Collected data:

--- --- ---

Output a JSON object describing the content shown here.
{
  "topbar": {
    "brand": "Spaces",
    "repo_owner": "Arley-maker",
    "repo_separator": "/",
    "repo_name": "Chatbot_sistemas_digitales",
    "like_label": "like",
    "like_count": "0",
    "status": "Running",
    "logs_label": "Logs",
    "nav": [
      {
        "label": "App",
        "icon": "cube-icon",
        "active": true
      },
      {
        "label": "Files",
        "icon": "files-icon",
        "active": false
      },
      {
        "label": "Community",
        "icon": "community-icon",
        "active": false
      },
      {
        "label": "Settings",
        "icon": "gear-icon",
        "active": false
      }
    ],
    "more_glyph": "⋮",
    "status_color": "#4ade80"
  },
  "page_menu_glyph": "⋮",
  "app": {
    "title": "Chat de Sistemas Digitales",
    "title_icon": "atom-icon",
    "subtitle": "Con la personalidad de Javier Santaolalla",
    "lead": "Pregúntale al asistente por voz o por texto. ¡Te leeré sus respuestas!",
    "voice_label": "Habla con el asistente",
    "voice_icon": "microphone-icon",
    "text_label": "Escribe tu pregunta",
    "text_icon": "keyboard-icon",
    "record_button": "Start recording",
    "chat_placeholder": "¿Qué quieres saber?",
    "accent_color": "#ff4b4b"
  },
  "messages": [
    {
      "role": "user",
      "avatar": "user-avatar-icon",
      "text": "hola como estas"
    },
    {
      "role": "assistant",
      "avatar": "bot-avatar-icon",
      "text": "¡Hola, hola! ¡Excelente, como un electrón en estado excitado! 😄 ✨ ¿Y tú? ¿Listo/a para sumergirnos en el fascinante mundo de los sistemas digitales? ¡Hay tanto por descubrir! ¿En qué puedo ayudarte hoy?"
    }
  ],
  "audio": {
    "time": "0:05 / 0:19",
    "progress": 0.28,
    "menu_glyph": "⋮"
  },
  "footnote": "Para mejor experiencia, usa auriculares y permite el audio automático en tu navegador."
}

--- --- ---

All of the data needs to be printed once more, exactly.

Output a JSON object describing the content shown here.
{
  "topbar": {
    "brand": "Spaces",
    "repo_owner": "Arley-maker",
    "repo_separator": "/",
    "repo_name": "Chatbot_sistemas_digitales",
    "like_label": "like",
    "like_count": "0",
    "status": "Running",
    "logs_label": "Logs",
    "nav": [
      {
        "label": "App",
        "icon": "cube-icon",
        "active": true
      },
      {
        "label": "Files",
        "icon": "files-icon",
        "active": false
      },
      {
        "label": "Community",
        "icon": "community-icon",
        "active": false
      },
      {
        "label": "Settings",
        "icon": "gear-icon",
        "active": false
      }
    ],
    "more_glyph": "⋮",
    "status_color": "#4ade80"
  },
  "page_menu_glyph": "⋮",
  "app": {
    "title": "Chat de Sistemas Digitales",
    "title_icon": "atom-icon",
    "subtitle": "Con la personalidad de Javier Santaolalla",
    "lead": "Pregúntale al asistente por voz o por texto. ¡Te leeré sus respuestas!",
    "voice_label": "Habla con el asistente",
    "voice_icon": "microphone-icon",
    "text_label": "Escribe tu pregunta",
    "text_icon": "keyboard-icon",
    "record_button": "Start recording",
    "chat_placeholder": "¿Qué quieres saber?",
    "accent_color": "#ff4b4b"
  },
  "messages": [
    {
      "role": "user",
      "avatar": "user-avatar-icon",
      "text": "hola como estas"
    },
    {
      "role": "assistant",
      "avatar": "bot-avatar-icon",
      "text": "¡Hola, hola! ¡Excelente, como un electrón en estado excitado! 😄 ✨ ¿Y tú? ¿Listo/a para sumergirnos en el fascinante mundo de los sistemas digitales? ¡Hay tanto por descubrir! ¿En qué puedo ayudarte hoy?"
    }
  ],
  "audio": {
    "time": "0:05 / 0:19",
    "progress": 0.28,
    "menu_glyph": "⋮"
  },
  "footnote": "Para mejor experiencia, usa auriculares y permite el audio automático en tu navegador."
}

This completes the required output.